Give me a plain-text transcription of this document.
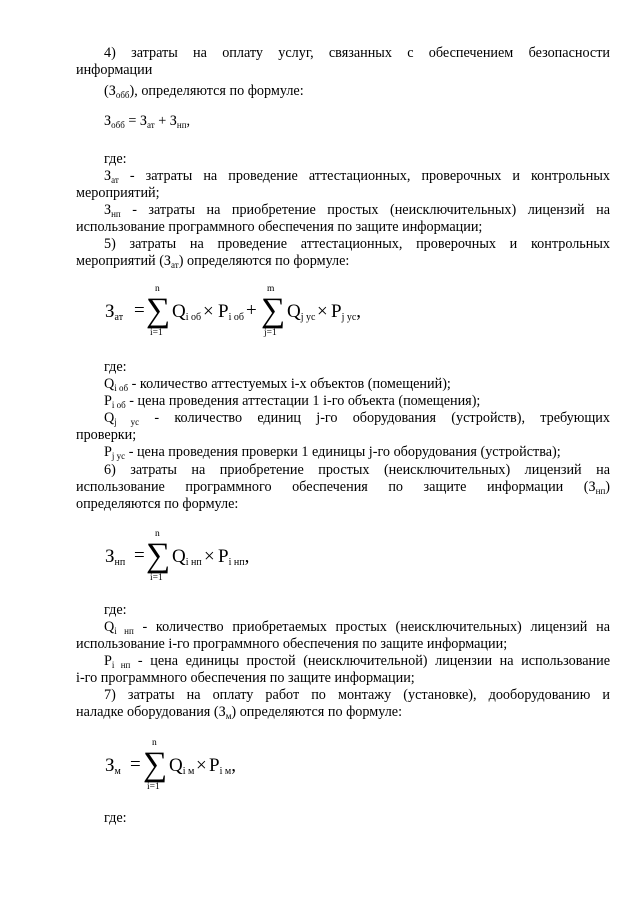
4) затраты на оплату услуг, связанных с обеспечением безопасности
информации
$(З_{обб})$, определяются по формуле:
$З_{обб} = З_{ат} + З_{нп}$,
где:
$З_{ат}$ - затраты на проведение аттестационных, проверочных и контрольных
мероприятий;
$З_{нп}$ - затраты на приобретение простых (неисключительных) лицензий на
использование программного обеспечения по защите информации;
5) затраты на проведение аттестационных, проверочных и контрольных
мероприятий $(З_{ат})$ определяются по формуле:
$З_{ат}$ =
n
∑
i=1
$Q_{i об} \times P_{i об}$ +
m
∑
j=1
$Q_{j ус} \times P_{j ус}$,
где:
$Q_{i об}$ - количество аттестуемых i-х объектов (помещений);
$P_{i об}$ - цена проведения аттестации 1 i-го объекта (помещения);
$Q_{j ус}$ - количество единиц j-го оборудования (устройств), требующих
проверки;
$P_{j ус}$ - цена проведения проверки 1 единицы j-го оборудования (устройства);
6) затраты на приобретение простых (неисключительных) лицензий на
использование программного обеспечения по защите информации $(З_{нп})$
определяются по формуле:
$З_{нп}$ =
n
∑
i=1
$Q_{i нп} \times P_{i нп}$,
где:
$Q_{i нп}$ - количество приобретаемых простых (неисключительных) лицензий на
использование i-го программного обеспечения по защите информации;
$P_{i нп}$ - цена единицы простой (неисключительной) лицензии на использование
i-го программного обеспечения по защите информации;
7) затраты на оплату работ по монтажу (установке), дооборудованию и
наладке оборудования $(З_м)$ определяются по формуле:
$З_м$ =
n
∑
i=1
$Q_{i м} \times P_{i м}$,
где:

Given exercise -
Write out the material above again, word for word, minus its pictures.

Result -
Give me a plain-text transcription of this document.
4) затраты на оплату услуг, связанных с обеспечением безопасности
информации
$(З_{обб})$, определяются по формуле:
$З_{обб} = З_{ат} + З_{нп}$,
где:
$З_{ат}$ - затраты на проведение аттестационных, проверочных и контрольных
мероприятий;
$З_{нп}$ - затраты на приобретение простых (неисключительных) лицензий на
использование программного обеспечения по защите информации;
5) затраты на проведение аттестационных, проверочных и контрольных
мероприятий $(З_{ат})$ определяются по формуле:
$З_{ат}$ =
n
∑
i=1
$Q_{i об} \times P_{i об}$ +
m
∑
j=1
$Q_{j ус} \times P_{j ус}$,
где:
$Q_{i об}$ - количество аттестуемых i-х объектов (помещений);
$P_{i об}$ - цена проведения аттестации 1 i-го объекта (помещения);
$Q_{j ус}$ - количество единиц j-го оборудования (устройств), требующих
проверки;
$P_{j ус}$ - цена проведения проверки 1 единицы j-го оборудования (устройства);
6) затраты на приобретение простых (неисключительных) лицензий на
использование программного обеспечения по защите информации $(З_{нп})$
определяются по формуле:
$З_{нп}$ =
n
∑
i=1
$Q_{i нп} \times P_{i нп}$,
где:
$Q_{i нп}$ - количество приобретаемых простых (неисключительных) лицензий на
использование i-го программного обеспечения по защите информации;
$P_{i нп}$ - цена единицы простой (неисключительной) лицензии на использование
i-го программного обеспечения по защите информации;
7) затраты на оплату работ по монтажу (установке), дооборудованию и
наладке оборудования $(З_м)$ определяются по формуле:
$З_м$ =
n
∑
i=1
$Q_{i м} \times P_{i м}$,
где:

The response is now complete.